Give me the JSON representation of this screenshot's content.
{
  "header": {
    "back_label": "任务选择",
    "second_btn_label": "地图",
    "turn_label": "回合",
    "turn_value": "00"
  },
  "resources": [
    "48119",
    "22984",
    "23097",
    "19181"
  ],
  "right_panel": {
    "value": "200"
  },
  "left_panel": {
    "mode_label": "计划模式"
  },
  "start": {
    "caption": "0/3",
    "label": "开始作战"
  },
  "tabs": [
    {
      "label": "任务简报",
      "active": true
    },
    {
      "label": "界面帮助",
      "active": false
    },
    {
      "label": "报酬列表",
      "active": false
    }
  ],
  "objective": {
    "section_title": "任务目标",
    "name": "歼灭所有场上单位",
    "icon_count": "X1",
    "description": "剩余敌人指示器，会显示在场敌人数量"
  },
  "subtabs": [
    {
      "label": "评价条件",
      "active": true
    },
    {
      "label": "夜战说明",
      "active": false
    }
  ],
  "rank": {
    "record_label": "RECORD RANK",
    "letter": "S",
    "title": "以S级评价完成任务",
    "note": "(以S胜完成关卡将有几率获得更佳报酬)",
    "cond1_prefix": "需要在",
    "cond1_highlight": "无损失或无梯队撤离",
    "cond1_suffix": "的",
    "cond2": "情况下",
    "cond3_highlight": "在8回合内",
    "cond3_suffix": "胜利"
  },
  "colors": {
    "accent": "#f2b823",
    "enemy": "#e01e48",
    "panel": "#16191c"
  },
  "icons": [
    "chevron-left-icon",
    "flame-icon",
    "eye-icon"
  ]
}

──────────

Reproduce all of the entries word for word.

**Task result:**
Give me the JSON representation of this screenshot's content.
{
  "header": {
    "back_label": "任务选择",
    "second_btn_label": "地图",
    "turn_label": "回合",
    "turn_value": "00"
  },
  "resources": [
    "48119",
    "22984",
    "23097",
    "19181"
  ],
  "right_panel": {
    "value": "200"
  },
  "left_panel": {
    "mode_label": "计划模式"
  },
  "start": {
    "caption": "0/3",
    "label": "开始作战"
  },
  "tabs": [
    {
      "label": "任务简报",
      "active": true
    },
    {
      "label": "界面帮助",
      "active": false
    },
    {
      "label": "报酬列表",
      "active": false
    }
  ],
  "objective": {
    "section_title": "任务目标",
    "name": "歼灭所有场上单位",
    "icon_count": "X1",
    "description": "剩余敌人指示器，会显示在场敌人数量"
  },
  "subtabs": [
    {
      "label": "评价条件",
      "active": true
    },
    {
      "label": "夜战说明",
      "active": false
    }
  ],
  "rank": {
    "record_label": "RECORD RANK",
    "letter": "S",
    "title": "以S级评价完成任务",
    "note": "(以S胜完成关卡将有几率获得更佳报酬)",
    "cond1_prefix": "需要在",
    "cond1_highlight": "无损失或无梯队撤离",
    "cond1_suffix": "的",
    "cond2": "情况下",
    "cond3_highlight": "在8回合内",
    "cond3_suffix": "胜利"
  },
  "colors": {
    "accent": "#f2b823",
    "enemy": "#e01e48",
    "panel": "#16191c"
  },
  "icons": [
    "chevron-left-icon",
    "flame-icon",
    "eye-icon"
  ]
}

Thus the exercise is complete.